- _Exercise data_:
_____

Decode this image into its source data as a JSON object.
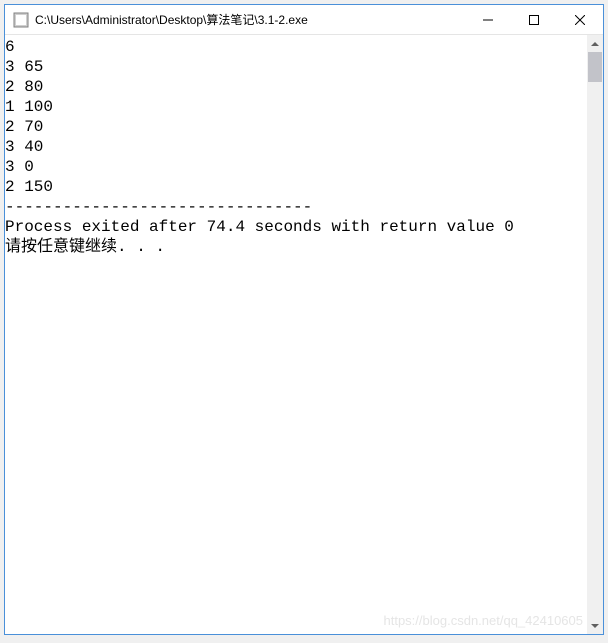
{
  "window": {
    "title": "C:\\Users\\Administrator\\Desktop\\算法笔记\\3.1-2.exe"
  },
  "console": {
    "lines": [
      "6",
      "3 65",
      "2 80",
      "1 100",
      "2 70",
      "3 40",
      "3 0",
      "2 150",
      "--------------------------------",
      "Process exited after 74.4 seconds with return value 0",
      "请按任意键继续. . ."
    ]
  },
  "watermark": "https://blog.csdn.net/qq_42410605"
}
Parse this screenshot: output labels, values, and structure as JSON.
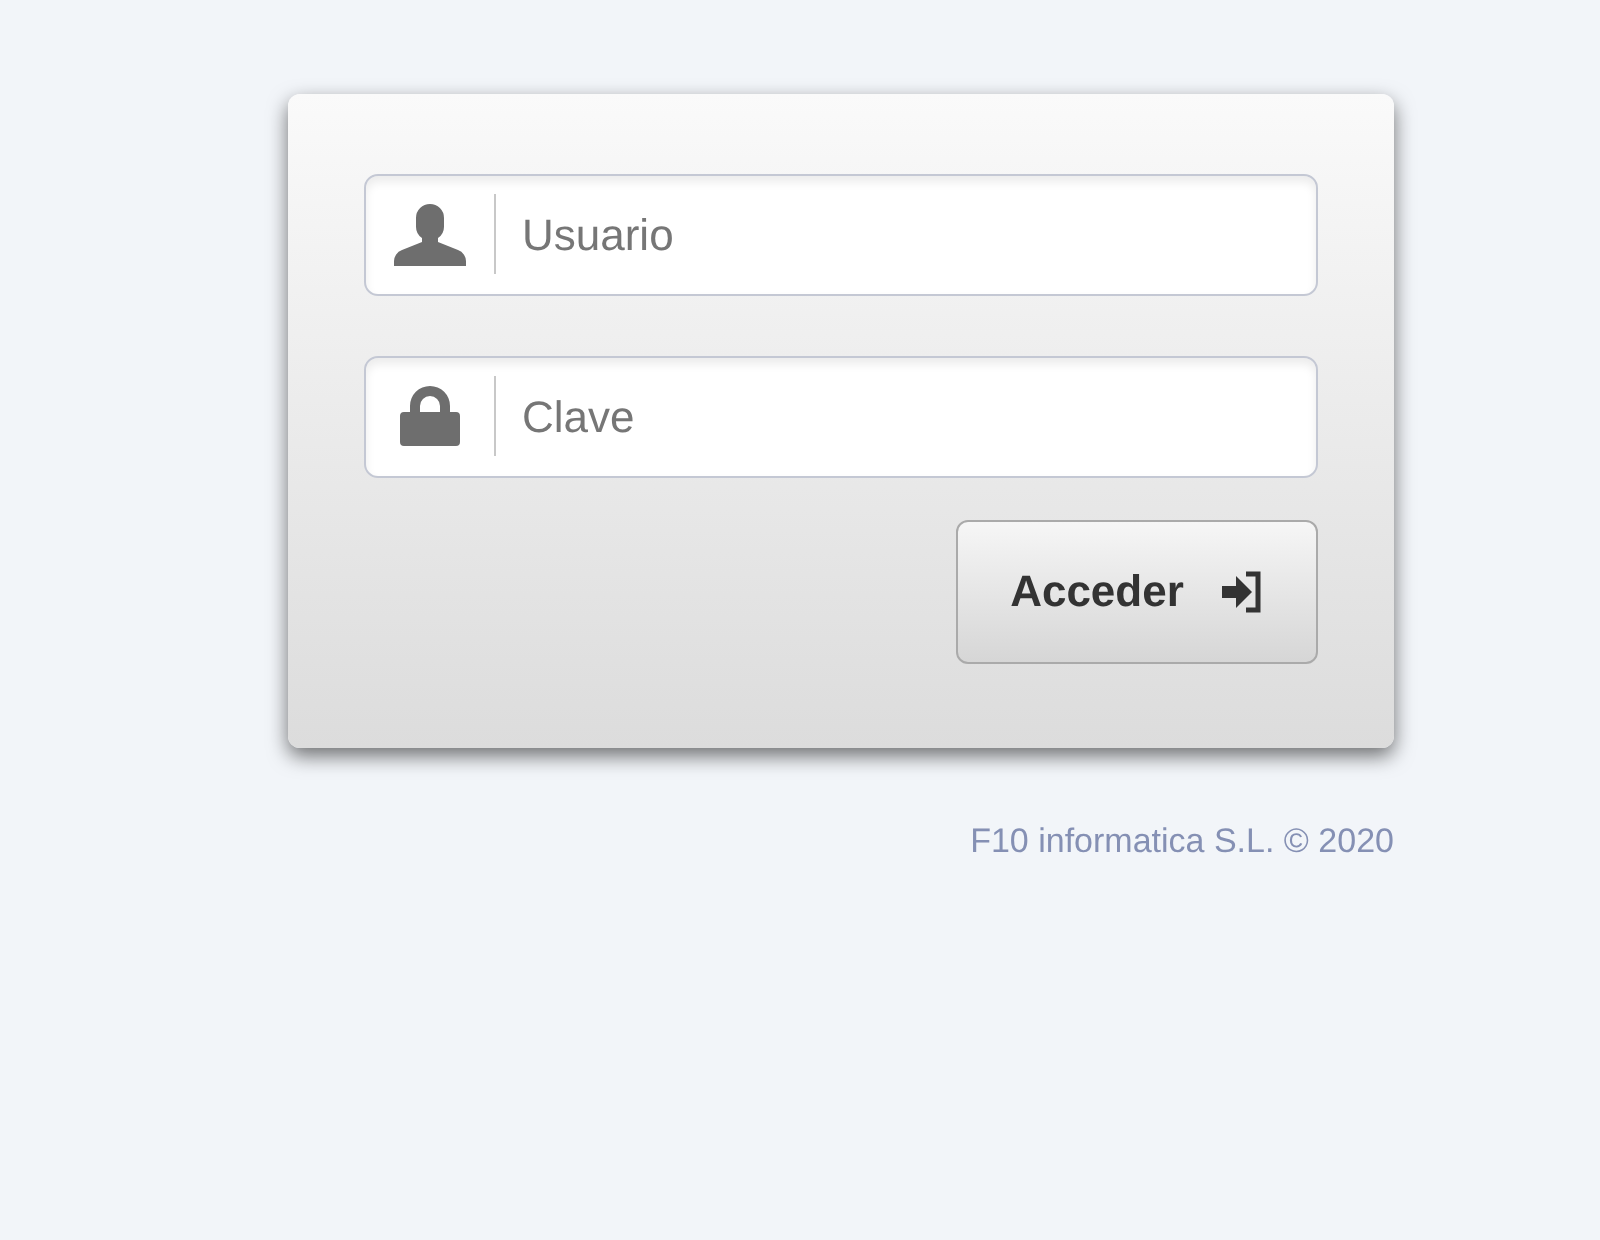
{
  "login_form": {
    "fields": [
      {
        "kind": "user",
        "placeholder": "Usuario"
      },
      {
        "kind": "password",
        "placeholder": "Clave"
      }
    ],
    "submit_button": {
      "label": "Acceder"
    }
  },
  "footer": {
    "copyright": "F10 informatica S.L. © 2020"
  }
}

_____

- _Objective_: Reproduce the material above in full and without alteration, but skip all pictures.

- _Completed exercise_:
Decode this image into its source data as a JSON object.
{
  "window": {
    "title": "C:\\Users\\Administrator\\Desktop\\算法笔记\\3.1-2.exe"
  },
  "console": {
    "lines": [
      "6",
      "3 65",
      "2 80",
      "1 100",
      "2 70",
      "3 40",
      "3 0",
      "2 150",
      "--------------------------------",
      "Process exited after 74.4 seconds with return value 0",
      "请按任意键继续. . ."
    ]
  },
  "watermark": "https://blog.csdn.net/qq_42410605"
}
Parse this screenshot: output labels, values, and structure as JSON.
{
  "login_form": {
    "fields": [
      {
        "kind": "user",
        "placeholder": "Usuario"
      },
      {
        "kind": "password",
        "placeholder": "Clave"
      }
    ],
    "submit_button": {
      "label": "Acceder"
    }
  },
  "footer": {
    "copyright": "F10 informatica S.L. © 2020"
  }
}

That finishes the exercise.